Copy each line that contains the string "SISTEM".

__SOURCE MATERIAL__:
————

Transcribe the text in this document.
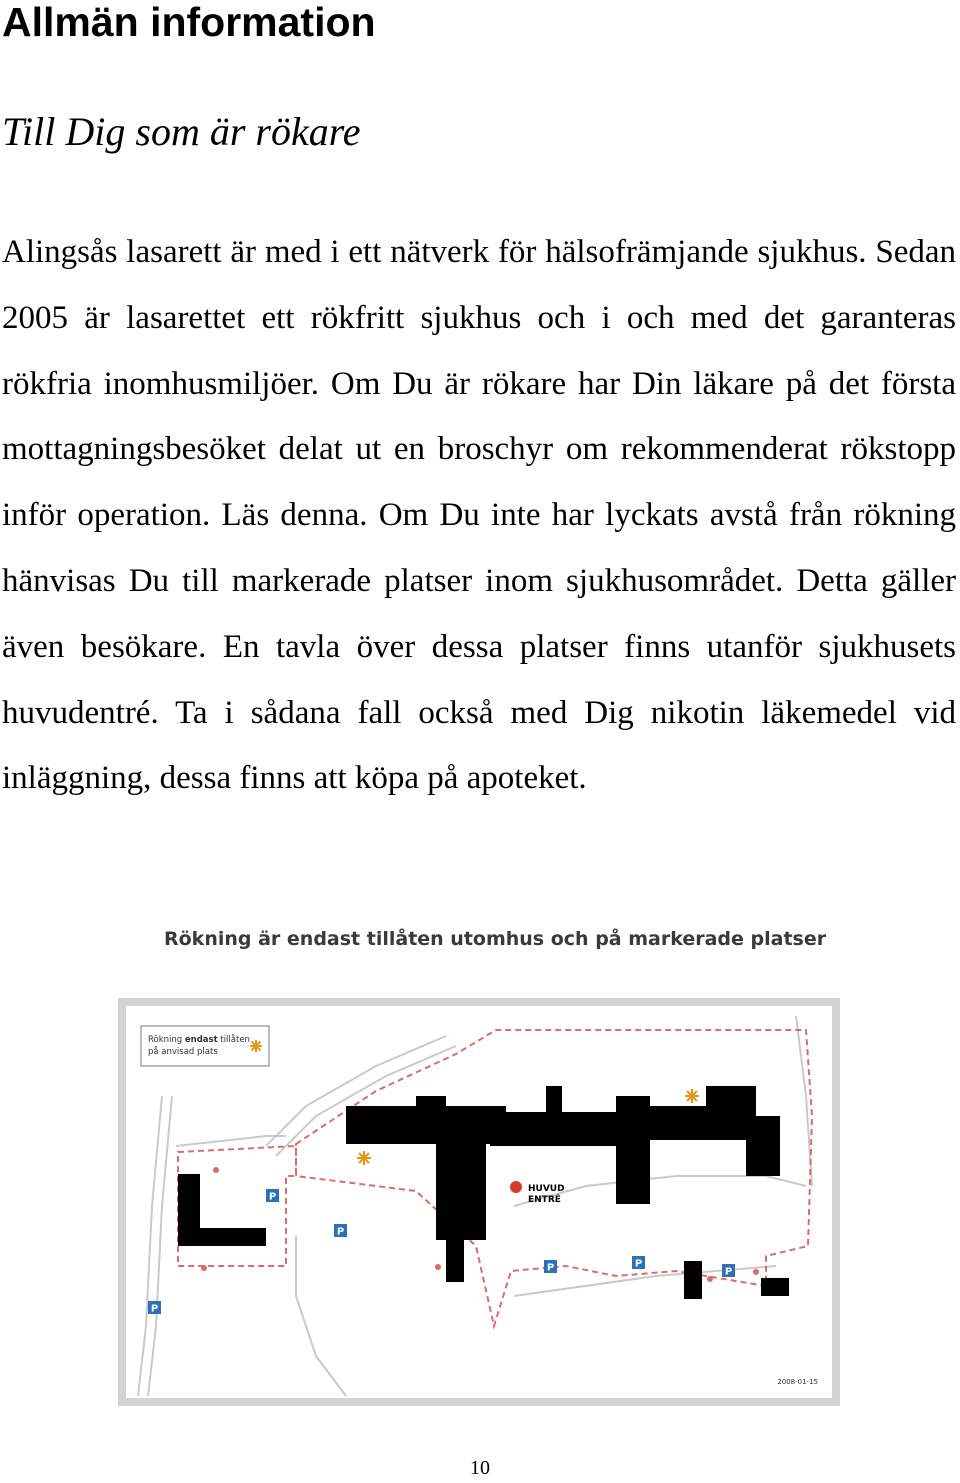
Allmän information
Till Dig som är rökare

Alingsås lasarett är med i ett nätverk för hälsofrämjande sjukhus. Sedan 2005 är lasarettet ett rökfritt sjukhus och i och med det garanteras rökfria inomhusmiljöer. Om Du är rökare har Din läkare på det första mottagningsbesöket delat ut en broschyr om rekommenderat rökstopp inför operation. Läs denna. Om Du inte har lyckats avstå från rökning hänvisas Du till markerade platser inom sjukhusområdet. Detta gäller även besökare. En tavla över dessa platser finns utanför sjukhusets huvudentré. Ta i sådana fall också med Dig nikotin läkemedel vid inläggning, dessa finns att köpa på apoteket.

Rökning är endast tillåten utomhus och på markerade platser

Rökning endast tillåten
på anvisad plats
HUVUD
ENTRÉ
P
P
P
P	P
P
2008-01-15

10
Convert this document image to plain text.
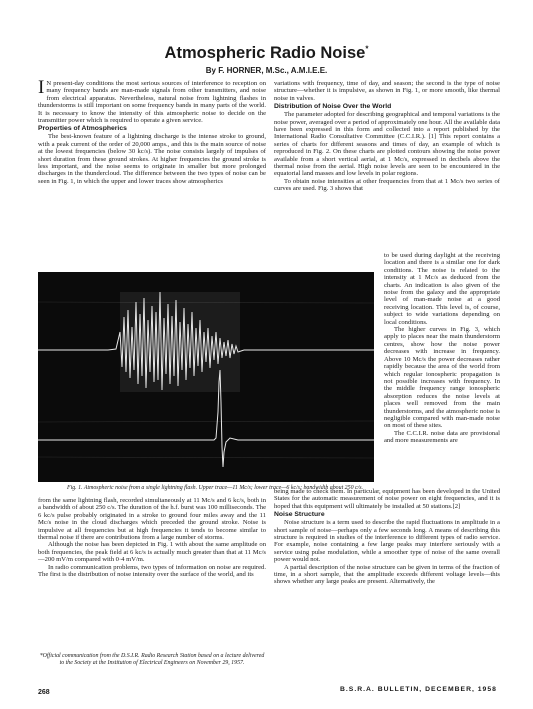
Atmospheric Radio Noise*
By F. HORNER, M.Sc., A.M.I.E.E.

I N present-day conditions the most serious sources of interference to reception on many frequency bands are man-made signals from other transmitters, and noise from electrical apparatus. Nevertheless, natural noise from lightning flashes in thunderstorms is still important on some frequency bands in many parts of the world. It is necessary to know the intensity of this atmospheric noise to decide on the transmitter power which is required to operate a given service.

Properties of Atmospherics

The best-known feature of a lightning discharge is the intense stroke to ground, with a peak current of the order of 20,000 amps., and this is the main source of noise at the lowest frequencies (below 30 kc/s). The noise consists largely of impulses of short duration from these ground strokes. At higher frequencies the ground stroke is less important, and the noise seems to originate in smaller but more prolonged discharges in the thundercloud. The difference between the two types of noise can be seen in Fig. 1, in which the upper and lower traces show atmospherics

variations with frequency, time of day, and season; the second is the type of noise structure—whether it is impulsive, as shown in Fig. 1, or more smooth, like thermal noise in valves.

Distribution of Noise Over the World

The parameter adopted for describing geographical and temporal variations is the noise power, averaged over a period of approximately one hour. All the available data have been expressed in this form and collected into a report published by the International Radio Consultative Committee (C.C.I.R.). [1] This report contains a series of charts for different seasons and times of day, an example of which is reproduced in Fig. 2. On these charts are plotted contours showing the noise power available from a short vertical aerial, at 1 Mc/s, expressed in decibels above the thermal noise from the aerial. High noise levels are seen to be encountered in the equatorial land masses and low levels in polar regions.

To obtain noise intensities at other frequencies from that at 1 Mc/s two series of curves are used. Fig. 3 shows that

to be used during daylight at the receiving location and there is a similar one for dark conditions. The noise is related to the intensity at 1 Mc/s as deduced from the charts. An indication is also given of the noise from the galaxy and the appropriate level of man-made noise at a good receiving location. This level is, of course, subject to wide variations depending on local conditions.

The higher curves in Fig. 3, which apply to places near the main thunderstorm centres, show how the noise power decreases with increase in frequency. Above 10 Mc/s the power decreases rather rapidly because the area of the world from which regular ionospheric propagation is not possible increases with frequency. In the middle frequency range ionospheric absorption reduces the noise levels at places well removed from the main thunderstorms, and the atmospheric noise is negligible compared with man-made noise on most of these sites.

The C.C.I.R. noise data are provisional and more measurements are

Fig. 1. Atmospheric noise from a single lightning flash. Upper trace—11 Mc/s; lower trace—6 kc/s; bandwidth about 250 c/s.

from the same lightning flash, recorded simultaneously at 11 Mc/s and 6 kc/s, both in a bandwidth of about 250 c/s. The duration of the h.f. burst was 100 milliseconds. The 6 kc/s pulse probably originated in a stroke to ground four miles away and the 11 Mc/s noise in the cloud discharges which preceded the ground stroke. Noise is impulsive at all frequencies but at high frequencies it tends to become similar to thermal noise if there are contributions from a large number of storms.

Although the noise has been depicted in Fig. 1 with about the same amplitude on both frequencies, the peak field at 6 kc/s is actually much greater than that at 11 Mc/s—200 mV/m compared with 0·4 mV/m.

In radio communication problems, two types of information on noise are required. The first is the distribution of noise intensity over the surface of the world, and its

being made to check them. In particular, equipment has been developed in the United States for the automatic measurement of noise power on eight frequencies, and it is hoped that this equipment will ultimately be installed at 50 stations.[2]

Noise Structure

Noise structure is a term used to describe the rapid fluctuations in amplitude in a short sample of noise—perhaps only a few seconds long. A means of describing this structure is required in studies of the interference to different types of radio service. For example, noise containing a few large peaks may interfere seriously with a service using pulse modulation, while a smoother type of noise of the same overall power would not.

A partial description of the noise structure can be given in terms of the fraction of time, in a short sample, that the amplitude exceeds different voltage levels—this shows whether any large peaks are present. Alternatively, the

*Official communication from the D.S.I.R. Radio Research Station based on a lecture delivered to the Society at the Institution of Electrical Engineers on November 29, 1957.
268	B.S.R.A. BULLETIN, DECEMBER, 1958
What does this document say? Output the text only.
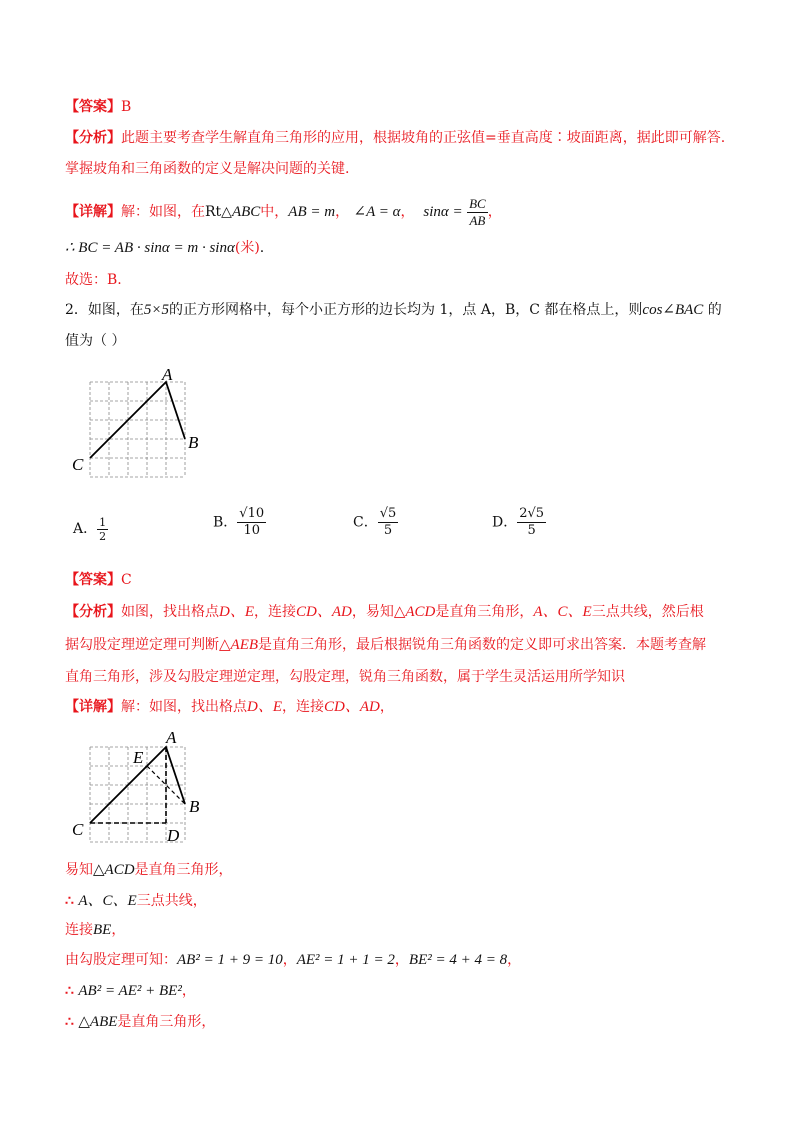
【答案】B
【分析】此题主要考查学生解直角三角形的应用，根据坡角的正弦值=垂直高度∶坡面距离，据此即可解答.
掌握坡角和三角函数的定义是解决问题的关键.
【详解】解：如图，在Rt△ABC中，AB = m， ∠A = α， $\sin\alpha = \frac{BC}{AB}$ ，
∴ BC = AB · sinα = m · sinα(米).
故选：B.
2．如图，在5×5的正方形网格中，每个小正方形的边长均为 1，点 A，B，C 都在格点上，则cos∠BAC 的
值为（ ）
A
B
C
A． $\frac{1}{2}$	B． $\frac{√10}{10}$	C． $\frac{√5}{5}$	D． $\frac{2√5}{5}$
【答案】C
【分析】如图，找出格点D、E，连接CD、AD，易知△ACD是直角三角形，A、C、E三点共线，然后根
据勾股定理逆定理可判断△AEB是直角三角形，最后根据锐角三角函数的定义即可求出答案．本题考查解
直角三角形，涉及勾股定理逆定理，勾股定理，锐角三角函数，属于学生灵活运用所学知识
【详解】解：如图，找出格点D、E，连接CD、AD，
A
B
C	D
E
易知△ACD是直角三角形，
∴ A、C、E三点共线，
连接BE，
由勾股定理可知：AB² = 1 + 9 = 10，AE² = 1 + 1 = 2，BE² = 4 + 4 = 8，
∴ AB² = AE² + BE²，
∴ △ABE是直角三角形，
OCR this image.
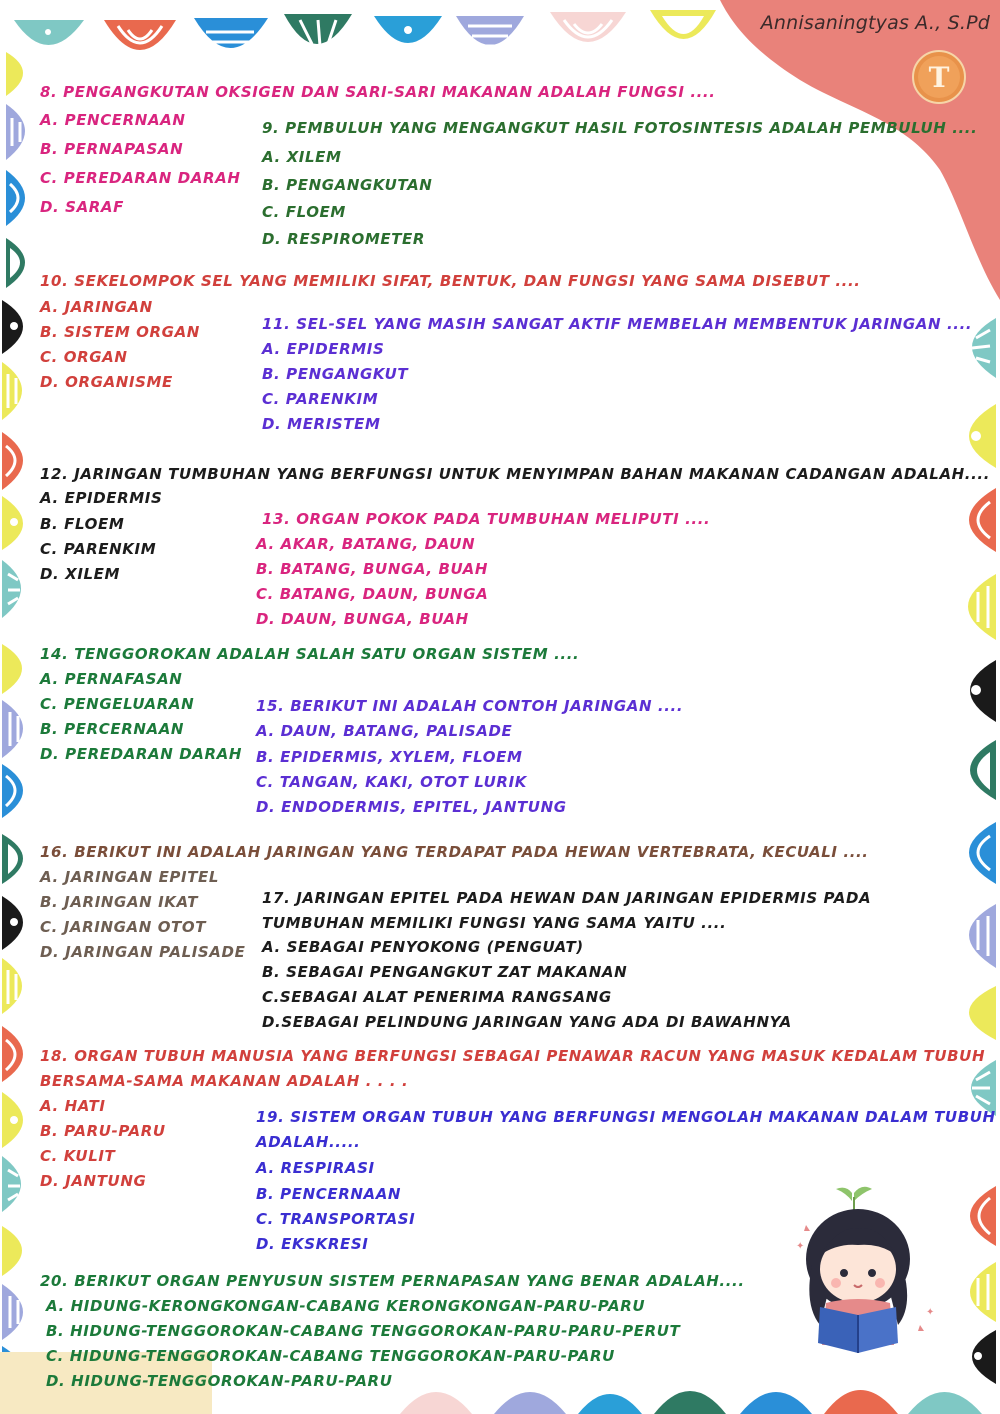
Annisaningtyas A., S.Pd
T
8. PENGANGKUTAN OKSIGEN DAN SARI-SARI MAKANAN ADALAH FUNGSI ....
A. PENCERNAAN
B. PERNAPASAN
C. PEREDARAN DARAH
D. SARAF
9. PEMBULUH YANG MENGANGKUT HASIL FOTOSINTESIS ADALAH PEMBULUH ....
A. XILEM
B. PENGANGKUTAN
C. FLOEM
D. RESPIROMETER
10. SEKELOMPOK SEL YANG MEMILIKI SIFAT, BENTUK, DAN FUNGSI YANG SAMA DISEBUT ....
A. JARINGAN
B. SISTEM ORGAN
C. ORGAN
D. ORGANISME
11. SEL-SEL YANG MASIH SANGAT AKTIF MEMBELAH MEMBENTUK JARINGAN ....
A. EPIDERMIS
B. PENGANGKUT
C. PARENKIM
D. MERISTEM
12. JARINGAN TUMBUHAN YANG BERFUNGSI UNTUK MENYIMPAN BAHAN MAKANAN CADANGAN ADALAH....
A. EPIDERMIS
B. FLOEM
C. PARENKIM
D. XILEM
13. ORGAN POKOK PADA TUMBUHAN MELIPUTI ....
A. AKAR, BATANG, DAUN
B. BATANG, BUNGA, BUAH
C. BATANG, DAUN, BUNGA
D. DAUN, BUNGA, BUAH
14. TENGGOROKAN ADALAH SALAH SATU ORGAN SISTEM ....
A. PERNAFASAN
C. PENGELUARAN
B. PERCERNAAN
D. PEREDARAN DARAH
15. BERIKUT INI ADALAH CONTOH JARINGAN ....
A. DAUN, BATANG, PALISADE
B. EPIDERMIS, XYLEM, FLOEM
C. TANGAN, KAKI, OTOT LURIK
D. ENDODERMIS, EPITEL, JANTUNG
16. BERIKUT INI ADALAH JARINGAN YANG TERDAPAT PADA HEWAN VERTEBRATA, KECUALI ....
A. JARINGAN EPITEL
B. JARINGAN IKAT
C. JARINGAN OTOT
D. JARINGAN PALISADE
17. JARINGAN EPITEL PADA HEWAN DAN JARINGAN EPIDERMIS PADA
TUMBUHAN MEMILIKI FUNGSI YANG SAMA YAITU ....
A. SEBAGAI PENYOKONG (PENGUAT)
B. SEBAGAI PENGANGKUT ZAT MAKANAN
C.SEBAGAI ALAT PENERIMA RANGSANG
D.SEBAGAI PELINDUNG JARINGAN YANG ADA DI BAWAHNYA
18. ORGAN TUBUH MANUSIA YANG BERFUNGSI SEBAGAI PENAWAR RACUN YANG MASUK KEDALAM TUBUH
BERSAMA-SAMA MAKANAN ADALAH . . . .
A. HATI
B. PARU-PARU
C. KULIT
D. JANTUNG
19. SISTEM ORGAN TUBUH YANG BERFUNGSI MENGOLAH MAKANAN DALAM TUBUH
ADALAH.....
A. RESPIRASI
B. PENCERNAAN
C. TRANSPORTASI
D. EKSKRESI
20. BERIKUT ORGAN PENYUSUN SISTEM PERNAPASAN YANG BENAR ADALAH....
A. HIDUNG-KERONGKONGAN-CABANG KERONGKONGAN-PARU-PARU
B. HIDUNG-TENGGOROKAN-CABANG TENGGOROKAN-PARU-PARU-PERUT
C. HIDUNG-TENGGOROKAN-CABANG TENGGOROKAN-PARU-PARU
D. HIDUNG-TENGGOROKAN-PARU-PARU
✦
✦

————

__SOLUTION TO THE PROBLEM__:
B. SISTEM ORGAN
14. TENGGOROKAN ADALAH SALAH SATU ORGAN SISTEM ....
19. SISTEM ORGAN TUBUH YANG BERFUNGSI MENGOLAH MAKANAN DALAM TUBUH
20. BERIKUT ORGAN PENYUSUN SISTEM PERNAPASAN YANG BENAR ADALAH....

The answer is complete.